Estratto del documento:
□ □ □
Nasce seccodocg.it, una piattaforma mette in rete le cantine di Valdobbiadene

Nasce seccodocg.it, una piattaforma mette in rete le cantine di Valdobbiadene
Fonte immagine: www.coneglianovaldobbiadene.it

Il Covid cambia abitudini e consumi, penalizzando i locali e di conseguenza i produttori di vino (in questo caso di Prosecco Docg) che rispondono alle difficoltà con nuove soluzioni. 

L’unione fa la forza: la piattaforma nasce in risposta alla crisi 

Nasce in risposta alla crisi Seccodocg.it, il nuovo portale che riunisce (quasi) tutte le cantine produttrici di prosecco docg a Valdobbiadene il cui sviluppo sotto il profilo tecnico porta la firma del campione di nuoto Federico Colbertaldo. È la prima volta che i produttori di Valdobbiadene, solitamente concorrenti, si riuniscono in unico contenitore creando una vetrina virtuale che promuova il loro prodotto e il territorio in cui operano.
□ □ □
I tuoi compiti:
(a) Elenca tutto ciò che, secondo l'articolo su seccodocg.it, il Covid cambia o penalizza.
(b) Riporta senza alcuna modifica tutto l'articolo su seccodocg.it a partire da "Nasce in risposta alla crisi Seccodocg.it, il" giù fino a "in cui operano.".
(c) Indica se ciascuna affermazione concorda con l'articolo su seccodocg.it, rispondendo sì o no e citando le parole dell'articolo che lo stabiliscono: (i) lo sviluppo tecnico del portale porta la firma di un campione di nuoto; (ii) il portale riunisce tutte le cantine di Valdobbiadene, senza eccezioni; (iii) i produttori di Valdobbiadene si erano già riuniti in passato in un unico contenitore.
Per rispondere basati soltanto sull'articolo.

Voci fornite:
□ □ □
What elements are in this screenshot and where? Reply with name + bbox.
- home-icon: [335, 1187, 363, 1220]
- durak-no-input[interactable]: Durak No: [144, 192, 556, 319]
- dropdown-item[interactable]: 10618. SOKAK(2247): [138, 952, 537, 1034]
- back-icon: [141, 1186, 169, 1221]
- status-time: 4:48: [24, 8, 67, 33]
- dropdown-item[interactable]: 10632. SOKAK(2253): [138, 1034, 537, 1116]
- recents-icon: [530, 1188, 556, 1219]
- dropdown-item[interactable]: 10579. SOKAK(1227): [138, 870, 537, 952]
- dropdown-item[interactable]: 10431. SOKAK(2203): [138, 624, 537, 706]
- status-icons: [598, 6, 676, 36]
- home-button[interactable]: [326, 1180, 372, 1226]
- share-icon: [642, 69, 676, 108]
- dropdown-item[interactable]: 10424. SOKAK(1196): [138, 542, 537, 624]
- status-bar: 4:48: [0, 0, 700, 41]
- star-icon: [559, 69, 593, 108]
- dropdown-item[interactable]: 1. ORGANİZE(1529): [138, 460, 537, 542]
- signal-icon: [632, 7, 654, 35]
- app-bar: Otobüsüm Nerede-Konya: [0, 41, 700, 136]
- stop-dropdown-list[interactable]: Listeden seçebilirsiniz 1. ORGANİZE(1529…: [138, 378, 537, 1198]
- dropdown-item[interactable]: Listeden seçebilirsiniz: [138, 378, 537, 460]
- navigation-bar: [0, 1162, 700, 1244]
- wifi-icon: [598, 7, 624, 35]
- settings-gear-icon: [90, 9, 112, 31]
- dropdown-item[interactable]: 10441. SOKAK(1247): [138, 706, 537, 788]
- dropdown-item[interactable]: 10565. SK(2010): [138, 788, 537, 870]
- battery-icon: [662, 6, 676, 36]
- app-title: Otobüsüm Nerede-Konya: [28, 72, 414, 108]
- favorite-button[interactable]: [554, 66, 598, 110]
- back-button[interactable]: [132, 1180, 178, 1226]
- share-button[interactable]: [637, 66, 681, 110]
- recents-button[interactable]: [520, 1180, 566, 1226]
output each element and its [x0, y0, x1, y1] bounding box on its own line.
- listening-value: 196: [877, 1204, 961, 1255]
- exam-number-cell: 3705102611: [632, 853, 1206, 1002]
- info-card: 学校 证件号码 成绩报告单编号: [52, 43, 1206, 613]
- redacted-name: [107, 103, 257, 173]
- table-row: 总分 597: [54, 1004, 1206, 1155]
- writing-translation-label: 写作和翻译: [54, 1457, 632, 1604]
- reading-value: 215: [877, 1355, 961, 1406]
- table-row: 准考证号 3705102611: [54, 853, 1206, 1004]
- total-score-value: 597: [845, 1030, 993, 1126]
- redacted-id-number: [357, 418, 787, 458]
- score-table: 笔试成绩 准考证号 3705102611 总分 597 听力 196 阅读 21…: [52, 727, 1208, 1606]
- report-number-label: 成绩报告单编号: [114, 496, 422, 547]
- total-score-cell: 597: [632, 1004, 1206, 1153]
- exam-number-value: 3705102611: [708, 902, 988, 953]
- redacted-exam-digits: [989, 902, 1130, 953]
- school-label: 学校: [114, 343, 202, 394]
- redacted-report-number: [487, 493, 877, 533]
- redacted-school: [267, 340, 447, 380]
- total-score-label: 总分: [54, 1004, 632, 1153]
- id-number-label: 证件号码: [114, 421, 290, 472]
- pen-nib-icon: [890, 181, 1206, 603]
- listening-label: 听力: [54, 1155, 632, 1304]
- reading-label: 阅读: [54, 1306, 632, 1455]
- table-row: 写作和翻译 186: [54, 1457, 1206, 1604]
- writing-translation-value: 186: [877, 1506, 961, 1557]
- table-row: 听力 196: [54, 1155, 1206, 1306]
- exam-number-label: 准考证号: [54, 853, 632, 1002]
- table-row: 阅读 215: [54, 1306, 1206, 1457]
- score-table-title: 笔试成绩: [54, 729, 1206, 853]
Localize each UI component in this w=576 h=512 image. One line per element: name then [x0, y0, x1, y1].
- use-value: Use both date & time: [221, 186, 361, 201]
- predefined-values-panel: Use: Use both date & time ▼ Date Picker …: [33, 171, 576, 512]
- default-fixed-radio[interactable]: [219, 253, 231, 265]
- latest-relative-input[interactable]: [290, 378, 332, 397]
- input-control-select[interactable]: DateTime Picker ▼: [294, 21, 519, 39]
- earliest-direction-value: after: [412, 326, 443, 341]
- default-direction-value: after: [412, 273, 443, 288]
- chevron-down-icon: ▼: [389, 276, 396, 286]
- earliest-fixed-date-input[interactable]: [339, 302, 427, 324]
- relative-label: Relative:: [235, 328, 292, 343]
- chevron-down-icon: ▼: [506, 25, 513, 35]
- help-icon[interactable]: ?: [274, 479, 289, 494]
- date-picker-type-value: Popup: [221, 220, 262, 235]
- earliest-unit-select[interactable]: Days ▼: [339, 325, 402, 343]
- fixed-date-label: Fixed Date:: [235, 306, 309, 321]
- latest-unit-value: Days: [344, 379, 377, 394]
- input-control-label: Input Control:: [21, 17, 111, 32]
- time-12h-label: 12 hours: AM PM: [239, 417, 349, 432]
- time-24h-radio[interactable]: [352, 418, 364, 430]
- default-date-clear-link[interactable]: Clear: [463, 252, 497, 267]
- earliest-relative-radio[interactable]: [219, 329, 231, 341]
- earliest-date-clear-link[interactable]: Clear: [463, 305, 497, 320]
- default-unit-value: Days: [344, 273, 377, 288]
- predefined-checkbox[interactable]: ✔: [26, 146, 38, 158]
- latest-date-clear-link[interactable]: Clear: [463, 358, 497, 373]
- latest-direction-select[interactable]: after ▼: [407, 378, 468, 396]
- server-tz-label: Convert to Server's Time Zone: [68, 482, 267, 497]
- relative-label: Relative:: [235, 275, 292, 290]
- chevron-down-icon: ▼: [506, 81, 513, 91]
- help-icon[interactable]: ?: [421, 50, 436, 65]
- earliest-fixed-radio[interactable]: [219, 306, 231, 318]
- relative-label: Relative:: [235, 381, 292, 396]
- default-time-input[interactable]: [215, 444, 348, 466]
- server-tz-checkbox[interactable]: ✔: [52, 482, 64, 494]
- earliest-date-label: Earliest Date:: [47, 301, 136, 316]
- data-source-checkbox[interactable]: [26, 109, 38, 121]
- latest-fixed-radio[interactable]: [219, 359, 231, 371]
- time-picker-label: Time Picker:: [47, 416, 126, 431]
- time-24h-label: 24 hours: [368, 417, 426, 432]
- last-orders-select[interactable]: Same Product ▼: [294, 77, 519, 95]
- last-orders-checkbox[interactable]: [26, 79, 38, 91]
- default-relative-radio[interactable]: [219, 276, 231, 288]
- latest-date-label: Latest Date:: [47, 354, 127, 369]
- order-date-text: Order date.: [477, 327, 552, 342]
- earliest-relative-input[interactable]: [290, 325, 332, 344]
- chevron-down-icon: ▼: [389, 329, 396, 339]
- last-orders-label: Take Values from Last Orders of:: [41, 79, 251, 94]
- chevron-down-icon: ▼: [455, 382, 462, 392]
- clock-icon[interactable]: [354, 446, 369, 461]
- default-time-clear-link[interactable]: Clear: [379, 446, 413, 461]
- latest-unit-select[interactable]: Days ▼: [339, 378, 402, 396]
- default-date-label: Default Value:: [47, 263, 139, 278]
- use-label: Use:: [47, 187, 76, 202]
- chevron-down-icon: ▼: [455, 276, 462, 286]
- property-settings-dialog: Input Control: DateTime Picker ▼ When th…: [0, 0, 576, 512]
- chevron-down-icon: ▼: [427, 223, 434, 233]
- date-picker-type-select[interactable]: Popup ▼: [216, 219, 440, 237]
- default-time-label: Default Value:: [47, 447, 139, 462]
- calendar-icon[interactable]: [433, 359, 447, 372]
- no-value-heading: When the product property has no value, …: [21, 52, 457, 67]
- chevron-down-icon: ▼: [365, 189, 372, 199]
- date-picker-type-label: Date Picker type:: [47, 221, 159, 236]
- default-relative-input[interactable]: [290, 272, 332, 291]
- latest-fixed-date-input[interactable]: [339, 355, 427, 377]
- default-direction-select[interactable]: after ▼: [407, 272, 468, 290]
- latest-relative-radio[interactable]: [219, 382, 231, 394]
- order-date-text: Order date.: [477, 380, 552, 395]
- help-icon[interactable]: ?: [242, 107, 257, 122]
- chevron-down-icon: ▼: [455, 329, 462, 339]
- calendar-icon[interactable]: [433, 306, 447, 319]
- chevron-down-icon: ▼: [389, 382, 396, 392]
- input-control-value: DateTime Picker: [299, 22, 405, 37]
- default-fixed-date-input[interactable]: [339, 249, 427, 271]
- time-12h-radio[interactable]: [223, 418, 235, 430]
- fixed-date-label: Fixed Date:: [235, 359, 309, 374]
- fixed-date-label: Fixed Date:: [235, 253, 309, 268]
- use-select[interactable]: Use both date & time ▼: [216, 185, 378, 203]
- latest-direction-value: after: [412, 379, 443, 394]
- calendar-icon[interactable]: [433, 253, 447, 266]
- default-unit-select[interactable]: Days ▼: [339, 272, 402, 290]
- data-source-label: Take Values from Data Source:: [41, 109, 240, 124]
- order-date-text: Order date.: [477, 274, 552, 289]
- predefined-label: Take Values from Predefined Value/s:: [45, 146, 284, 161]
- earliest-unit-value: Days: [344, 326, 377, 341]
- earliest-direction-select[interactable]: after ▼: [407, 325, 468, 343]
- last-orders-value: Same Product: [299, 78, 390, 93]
□ □ □
Risposte numerate:
(a) abitudini, consumi, locali, produttori di vino

(b)
Nasce in risposta alla crisi Seccodocg.it, il nuovo portale che riunisce (quasi) tutte le cantine produttrici di prosecco docg a Valdobbiadene il cui sviluppo sotto il profilo tecnico porta la firma del campione di nuoto Federico Colbertaldo. È la prima volta che i produttori di Valdobbiadene, solitamente concorrenti, si riuniscono in unico contenitore creando una vetrina virtuale che promuova il loro prodotto e il territorio in cui operano.

(c)
(i) Sì: "il cui sviluppo sotto il profilo tecnico porta la firma del campione di nuoto Federico Colbertaldo"
(ii) No: "riunisce (quasi) tutte le cantine produttrici di prosecco docg a Valdobbiadene"
(iii) No: "È la prima volta che i produttori di Valdobbiadene, solitamente concorrenti, si riuniscono in unico contenitore"